INSTRUCTION: Send back the records in full, character for character.

--- start TASK INPUT ---

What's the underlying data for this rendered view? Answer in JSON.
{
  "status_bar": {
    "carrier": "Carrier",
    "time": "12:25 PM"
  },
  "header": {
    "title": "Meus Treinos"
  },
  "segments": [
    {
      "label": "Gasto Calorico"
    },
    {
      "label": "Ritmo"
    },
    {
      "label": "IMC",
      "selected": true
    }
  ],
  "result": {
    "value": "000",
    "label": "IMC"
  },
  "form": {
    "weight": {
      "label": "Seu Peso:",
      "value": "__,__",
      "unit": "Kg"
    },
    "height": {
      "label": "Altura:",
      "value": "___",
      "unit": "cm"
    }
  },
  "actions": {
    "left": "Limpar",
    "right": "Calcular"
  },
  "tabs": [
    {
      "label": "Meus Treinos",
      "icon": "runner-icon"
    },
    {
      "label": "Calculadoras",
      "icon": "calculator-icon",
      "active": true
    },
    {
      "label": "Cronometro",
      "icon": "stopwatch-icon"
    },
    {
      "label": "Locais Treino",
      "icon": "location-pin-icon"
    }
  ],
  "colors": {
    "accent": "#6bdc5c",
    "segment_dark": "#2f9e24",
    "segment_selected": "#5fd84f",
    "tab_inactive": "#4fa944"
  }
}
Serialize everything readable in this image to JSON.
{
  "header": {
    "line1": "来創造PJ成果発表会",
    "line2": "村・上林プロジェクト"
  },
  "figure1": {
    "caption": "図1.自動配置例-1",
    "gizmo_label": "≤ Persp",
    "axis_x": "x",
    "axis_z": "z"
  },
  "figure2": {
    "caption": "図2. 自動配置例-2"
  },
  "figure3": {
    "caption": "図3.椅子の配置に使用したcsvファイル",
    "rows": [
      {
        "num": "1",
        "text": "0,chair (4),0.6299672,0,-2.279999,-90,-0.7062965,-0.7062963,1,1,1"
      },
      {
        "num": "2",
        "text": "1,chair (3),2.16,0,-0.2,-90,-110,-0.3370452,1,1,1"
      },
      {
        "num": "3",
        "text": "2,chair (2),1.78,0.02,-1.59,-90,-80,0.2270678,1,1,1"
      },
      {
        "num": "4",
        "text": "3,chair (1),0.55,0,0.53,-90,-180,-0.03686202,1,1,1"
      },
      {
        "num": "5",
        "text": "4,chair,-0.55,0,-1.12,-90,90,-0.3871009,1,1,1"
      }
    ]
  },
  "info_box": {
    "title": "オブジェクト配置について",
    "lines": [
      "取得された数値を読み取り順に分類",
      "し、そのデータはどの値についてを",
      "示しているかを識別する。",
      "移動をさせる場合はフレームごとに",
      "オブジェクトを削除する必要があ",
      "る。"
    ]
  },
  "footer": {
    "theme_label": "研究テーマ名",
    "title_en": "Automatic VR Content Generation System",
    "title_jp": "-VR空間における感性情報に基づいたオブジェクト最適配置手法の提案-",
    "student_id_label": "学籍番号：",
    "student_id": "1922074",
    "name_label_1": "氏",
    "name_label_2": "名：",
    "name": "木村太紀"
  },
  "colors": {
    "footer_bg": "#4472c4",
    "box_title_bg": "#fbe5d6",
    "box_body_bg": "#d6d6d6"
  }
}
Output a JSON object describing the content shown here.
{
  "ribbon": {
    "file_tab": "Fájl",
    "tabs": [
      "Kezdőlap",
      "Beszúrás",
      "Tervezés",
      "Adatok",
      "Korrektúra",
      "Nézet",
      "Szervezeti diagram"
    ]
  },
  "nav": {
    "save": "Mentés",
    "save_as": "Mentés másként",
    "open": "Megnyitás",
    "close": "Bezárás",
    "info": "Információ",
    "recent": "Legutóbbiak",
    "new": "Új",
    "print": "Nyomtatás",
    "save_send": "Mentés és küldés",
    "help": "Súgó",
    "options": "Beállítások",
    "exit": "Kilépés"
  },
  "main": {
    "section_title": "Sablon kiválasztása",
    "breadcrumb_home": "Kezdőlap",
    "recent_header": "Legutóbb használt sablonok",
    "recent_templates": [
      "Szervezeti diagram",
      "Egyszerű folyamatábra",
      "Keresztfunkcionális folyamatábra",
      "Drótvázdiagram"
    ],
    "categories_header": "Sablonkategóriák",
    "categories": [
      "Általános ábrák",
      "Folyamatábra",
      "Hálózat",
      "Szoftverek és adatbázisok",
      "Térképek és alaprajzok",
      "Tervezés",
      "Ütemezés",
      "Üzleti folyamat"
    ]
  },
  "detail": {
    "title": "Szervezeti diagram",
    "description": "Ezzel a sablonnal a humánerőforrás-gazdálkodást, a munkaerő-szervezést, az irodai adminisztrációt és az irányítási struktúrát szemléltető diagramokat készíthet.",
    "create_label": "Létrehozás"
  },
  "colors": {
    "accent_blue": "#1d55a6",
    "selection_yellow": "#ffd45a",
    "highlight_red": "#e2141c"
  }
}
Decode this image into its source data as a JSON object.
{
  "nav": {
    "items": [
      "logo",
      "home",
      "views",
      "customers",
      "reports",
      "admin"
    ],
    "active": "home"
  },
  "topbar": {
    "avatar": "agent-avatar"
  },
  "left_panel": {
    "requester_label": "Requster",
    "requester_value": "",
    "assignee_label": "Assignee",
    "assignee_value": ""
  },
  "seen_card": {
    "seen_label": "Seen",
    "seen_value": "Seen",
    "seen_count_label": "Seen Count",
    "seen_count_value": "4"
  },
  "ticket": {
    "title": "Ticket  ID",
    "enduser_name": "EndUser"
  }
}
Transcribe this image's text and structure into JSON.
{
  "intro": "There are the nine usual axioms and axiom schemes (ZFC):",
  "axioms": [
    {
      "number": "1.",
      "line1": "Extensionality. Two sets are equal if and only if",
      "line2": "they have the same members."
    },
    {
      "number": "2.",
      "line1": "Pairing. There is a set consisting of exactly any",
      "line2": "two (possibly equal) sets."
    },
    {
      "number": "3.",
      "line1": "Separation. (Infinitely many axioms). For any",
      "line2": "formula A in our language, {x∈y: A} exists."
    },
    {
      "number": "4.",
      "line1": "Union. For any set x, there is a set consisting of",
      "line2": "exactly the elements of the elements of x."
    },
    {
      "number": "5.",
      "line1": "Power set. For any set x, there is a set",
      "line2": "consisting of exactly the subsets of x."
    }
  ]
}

--- end TASK INPUT ---

COMPLETED EXERCISE:
What's the underlying data for this rendered view? Answer in JSON.
{
  "status_bar": {
    "carrier": "Carrier",
    "time": "12:25 PM"
  },
  "header": {
    "title": "Meus Treinos"
  },
  "segments": [
    {
      "label": "Gasto Calorico"
    },
    {
      "label": "Ritmo"
    },
    {
      "label": "IMC",
      "selected": true
    }
  ],
  "result": {
    "value": "000",
    "label": "IMC"
  },
  "form": {
    "weight": {
      "label": "Seu Peso:",
      "value": "__,__",
      "unit": "Kg"
    },
    "height": {
      "label": "Altura:",
      "value": "___",
      "unit": "cm"
    }
  },
  "actions": {
    "left": "Limpar",
    "right": "Calcular"
  },
  "tabs": [
    {
      "label": "Meus Treinos",
      "icon": "runner-icon"
    },
    {
      "label": "Calculadoras",
      "icon": "calculator-icon",
      "active": true
    },
    {
      "label": "Cronometro",
      "icon": "stopwatch-icon"
    },
    {
      "label": "Locais Treino",
      "icon": "location-pin-icon"
    }
  ],
  "colors": {
    "accent": "#6bdc5c",
    "segment_dark": "#2f9e24",
    "segment_selected": "#5fd84f",
    "tab_inactive": "#4fa944"
  }
}
Serialize everything readable in this image to JSON.
{
  "header": {
    "line1": "来創造PJ成果発表会",
    "line2": "村・上林プロジェクト"
  },
  "figure1": {
    "caption": "図1.自動配置例-1",
    "gizmo_label": "≤ Persp",
    "axis_x": "x",
    "axis_z": "z"
  },
  "figure2": {
    "caption": "図2. 自動配置例-2"
  },
  "figure3": {
    "caption": "図3.椅子の配置に使用したcsvファイル",
    "rows": [
      {
        "num": "1",
        "text": "0,chair (4),0.6299672,0,-2.279999,-90,-0.7062965,-0.7062963,1,1,1"
      },
      {
        "num": "2",
        "text": "1,chair (3),2.16,0,-0.2,-90,-110,-0.3370452,1,1,1"
      },
      {
        "num": "3",
        "text": "2,chair (2),1.78,0.02,-1.59,-90,-80,0.2270678,1,1,1"
      },
      {
        "num": "4",
        "text": "3,chair (1),0.55,0,0.53,-90,-180,-0.03686202,1,1,1"
      },
      {
        "num": "5",
        "text": "4,chair,-0.55,0,-1.12,-90,90,-0.3871009,1,1,1"
      }
    ]
  },
  "info_box": {
    "title": "オブジェクト配置について",
    "lines": [
      "取得された数値を読み取り順に分類",
      "し、そのデータはどの値についてを",
      "示しているかを識別する。",
      "移動をさせる場合はフレームごとに",
      "オブジェクトを削除する必要があ",
      "る。"
    ]
  },
  "footer": {
    "theme_label": "研究テーマ名",
    "title_en": "Automatic VR Content Generation System",
    "title_jp": "-VR空間における感性情報に基づいたオブジェクト最適配置手法の提案-",
    "student_id_label": "学籍番号：",
    "student_id": "1922074",
    "name_label_1": "氏",
    "name_label_2": "名：",
    "name": "木村太紀"
  },
  "colors": {
    "footer_bg": "#4472c4",
    "box_title_bg": "#fbe5d6",
    "box_body_bg": "#d6d6d6"
  }
}
Output a JSON object describing the content shown here.
{
  "ribbon": {
    "file_tab": "Fájl",
    "tabs": [
      "Kezdőlap",
      "Beszúrás",
      "Tervezés",
      "Adatok",
      "Korrektúra",
      "Nézet",
      "Szervezeti diagram"
    ]
  },
  "nav": {
    "save": "Mentés",
    "save_as": "Mentés másként",
    "open": "Megnyitás",
    "close": "Bezárás",
    "info": "Információ",
    "recent": "Legutóbbiak",
    "new": "Új",
    "print": "Nyomtatás",
    "save_send": "Mentés és küldés",
    "help": "Súgó",
    "options": "Beállítások",
    "exit": "Kilépés"
  },
  "main": {
    "section_title": "Sablon kiválasztása",
    "breadcrumb_home": "Kezdőlap",
    "recent_header": "Legutóbb használt sablonok",
    "recent_templates": [
      "Szervezeti diagram",
      "Egyszerű folyamatábra",
      "Keresztfunkcionális folyamatábra",
      "Drótvázdiagram"
    ],
    "categories_header": "Sablonkategóriák",
    "categories": [
      "Általános ábrák",
      "Folyamatábra",
      "Hálózat",
      "Szoftverek és adatbázisok",
      "Térképek és alaprajzok",
      "Tervezés",
      "Ütemezés",
      "Üzleti folyamat"
    ]
  },
  "detail": {
    "title": "Szervezeti diagram",
    "description": "Ezzel a sablonnal a humánerőforrás-gazdálkodást, a munkaerő-szervezést, az irodai adminisztrációt és az irányítási struktúrát szemléltető diagramokat készíthet.",
    "create_label": "Létrehozás"
  },
  "colors": {
    "accent_blue": "#1d55a6",
    "selection_yellow": "#ffd45a",
    "highlight_red": "#e2141c"
  }
}
Decode this image into its source data as a JSON object.
{
  "nav": {
    "items": [
      "logo",
      "home",
      "views",
      "customers",
      "reports",
      "admin"
    ],
    "active": "home"
  },
  "topbar": {
    "avatar": "agent-avatar"
  },
  "left_panel": {
    "requester_label": "Requster",
    "requester_value": "",
    "assignee_label": "Assignee",
    "assignee_value": ""
  },
  "seen_card": {
    "seen_label": "Seen",
    "seen_value": "Seen",
    "seen_count_label": "Seen Count",
    "seen_count_value": "4"
  },
  "ticket": {
    "title": "Ticket  ID",
    "enduser_name": "EndUser"
  }
}
Transcribe this image's text and structure into JSON.
{
  "intro": "There are the nine usual axioms and axiom schemes (ZFC):",
  "axioms": [
    {
      "number": "1.",
      "line1": "Extensionality. Two sets are equal if and only if",
      "line2": "they have the same members."
    },
    {
      "number": "2.",
      "line1": "Pairing. There is a set consisting of exactly any",
      "line2": "two (possibly equal) sets."
    },
    {
      "number": "3.",
      "line1": "Separation. (Infinitely many axioms). For any",
      "line2": "formula A in our language, {x∈y: A} exists."
    },
    {
      "number": "4.",
      "line1": "Union. For any set x, there is a set consisting of",
      "line2": "exactly the elements of the elements of x."
    },
    {
      "number": "5.",
      "line1": "Power set. For any set x, there is a set",
      "line2": "consisting of exactly the subsets of x."
    }
  ]
}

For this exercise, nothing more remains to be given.